--- START DATA SUPPLIED ---
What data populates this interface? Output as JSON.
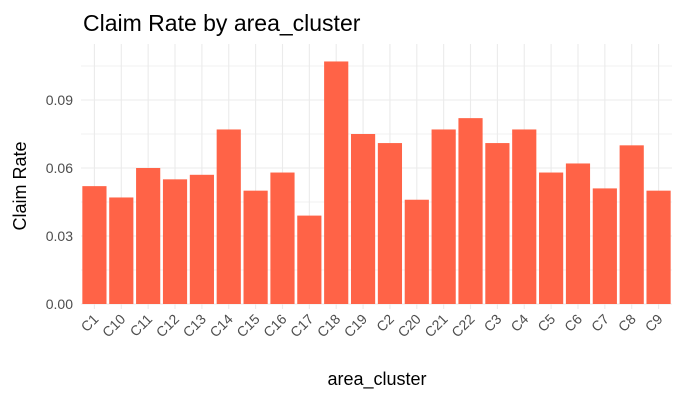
{
  "chart_data": {
    "type": "bar",
    "title": "Claim Rate by area_cluster",
    "xlabel": "area_cluster",
    "ylabel": "Claim Rate",
    "categories": [
      "C1",
      "C10",
      "C11",
      "C12",
      "C13",
      "C14",
      "C15",
      "C16",
      "C17",
      "C18",
      "C19",
      "C2",
      "C20",
      "C21",
      "C22",
      "C3",
      "C4",
      "C5",
      "C6",
      "C7",
      "C8",
      "C9"
    ],
    "values": [
      0.052,
      0.047,
      0.06,
      0.055,
      0.057,
      0.077,
      0.05,
      0.058,
      0.039,
      0.107,
      0.075,
      0.071,
      0.046,
      0.077,
      0.082,
      0.071,
      0.077,
      0.058,
      0.062,
      0.051,
      0.07,
      0.05
    ],
    "yticks": [
      0.0,
      0.03,
      0.06,
      0.09
    ],
    "ytick_labels": [
      "0.00",
      "0.03",
      "0.06",
      "0.09"
    ],
    "ylim": [
      0,
      0.11
    ],
    "grid": true,
    "bar_color": "#FF6347",
    "grid_color": "#EBEBEB",
    "background": "#FFFFFF"
  }
}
--- END DATA SUPPLIED ---
Copy the records exactly as they appear, excluding images.

What data populates this interface? Output as JSON.
{
  "chart_data": {
    "type": "bar",
    "title": "Claim Rate by area_cluster",
    "xlabel": "area_cluster",
    "ylabel": "Claim Rate",
    "categories": [
      "C1",
      "C10",
      "C11",
      "C12",
      "C13",
      "C14",
      "C15",
      "C16",
      "C17",
      "C18",
      "C19",
      "C2",
      "C20",
      "C21",
      "C22",
      "C3",
      "C4",
      "C5",
      "C6",
      "C7",
      "C8",
      "C9"
    ],
    "values": [
      0.052,
      0.047,
      0.06,
      0.055,
      0.057,
      0.077,
      0.05,
      0.058,
      0.039,
      0.107,
      0.075,
      0.071,
      0.046,
      0.077,
      0.082,
      0.071,
      0.077,
      0.058,
      0.062,
      0.051,
      0.07,
      0.05
    ],
    "yticks": [
      0.0,
      0.03,
      0.06,
      0.09
    ],
    "ytick_labels": [
      "0.00",
      "0.03",
      "0.06",
      "0.09"
    ],
    "ylim": [
      0,
      0.11
    ],
    "grid": true,
    "bar_color": "#FF6347",
    "grid_color": "#EBEBEB",
    "background": "#FFFFFF"
  }
}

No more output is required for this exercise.